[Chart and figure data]
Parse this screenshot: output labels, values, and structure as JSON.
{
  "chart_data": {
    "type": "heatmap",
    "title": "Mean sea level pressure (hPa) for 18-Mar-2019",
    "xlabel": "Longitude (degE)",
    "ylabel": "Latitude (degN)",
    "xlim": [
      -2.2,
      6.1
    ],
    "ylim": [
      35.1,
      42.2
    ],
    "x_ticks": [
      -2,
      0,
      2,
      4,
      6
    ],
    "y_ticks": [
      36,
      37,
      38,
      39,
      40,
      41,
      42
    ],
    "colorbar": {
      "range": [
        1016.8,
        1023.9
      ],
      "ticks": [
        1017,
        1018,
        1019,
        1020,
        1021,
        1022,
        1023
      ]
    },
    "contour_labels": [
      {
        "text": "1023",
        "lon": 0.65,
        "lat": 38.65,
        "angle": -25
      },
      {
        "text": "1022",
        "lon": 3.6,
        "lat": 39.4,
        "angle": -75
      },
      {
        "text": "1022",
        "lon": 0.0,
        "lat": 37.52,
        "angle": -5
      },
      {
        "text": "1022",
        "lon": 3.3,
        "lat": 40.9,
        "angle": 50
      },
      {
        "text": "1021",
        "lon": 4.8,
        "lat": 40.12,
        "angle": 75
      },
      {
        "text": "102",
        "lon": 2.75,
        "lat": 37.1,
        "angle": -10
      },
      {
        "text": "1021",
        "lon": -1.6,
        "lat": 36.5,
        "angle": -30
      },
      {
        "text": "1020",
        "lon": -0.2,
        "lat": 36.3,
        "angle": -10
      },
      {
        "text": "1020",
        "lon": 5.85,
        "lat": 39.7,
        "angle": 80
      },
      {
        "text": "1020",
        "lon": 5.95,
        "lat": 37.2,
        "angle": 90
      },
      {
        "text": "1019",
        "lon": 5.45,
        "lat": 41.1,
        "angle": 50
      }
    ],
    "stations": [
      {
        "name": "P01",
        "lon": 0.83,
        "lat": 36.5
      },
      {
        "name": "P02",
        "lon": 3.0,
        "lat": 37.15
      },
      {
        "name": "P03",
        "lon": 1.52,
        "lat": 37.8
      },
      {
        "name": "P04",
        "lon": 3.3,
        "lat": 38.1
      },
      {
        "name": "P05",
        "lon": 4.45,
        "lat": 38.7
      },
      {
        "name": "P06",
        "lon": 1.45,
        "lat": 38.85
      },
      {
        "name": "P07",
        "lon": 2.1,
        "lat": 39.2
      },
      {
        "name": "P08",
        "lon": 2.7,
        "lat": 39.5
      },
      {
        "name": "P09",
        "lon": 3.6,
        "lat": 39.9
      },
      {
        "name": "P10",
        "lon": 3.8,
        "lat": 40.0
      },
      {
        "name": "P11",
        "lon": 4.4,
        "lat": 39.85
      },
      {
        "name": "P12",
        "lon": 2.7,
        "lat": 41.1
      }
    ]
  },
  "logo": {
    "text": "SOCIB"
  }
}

TASK STATEMENT
Show all lines from the listing above in which "name" appears.

SOLVED EXERCISE
        "name": "P01",
        "name": "P02",
        "name": "P03",
        "name": "P04",
        "name": "P05",
        "name": "P06",
        "name": "P07",
        "name": "P08",
        "name": "P09",
        "name": "P10",
        "name": "P11",
        "name": "P12",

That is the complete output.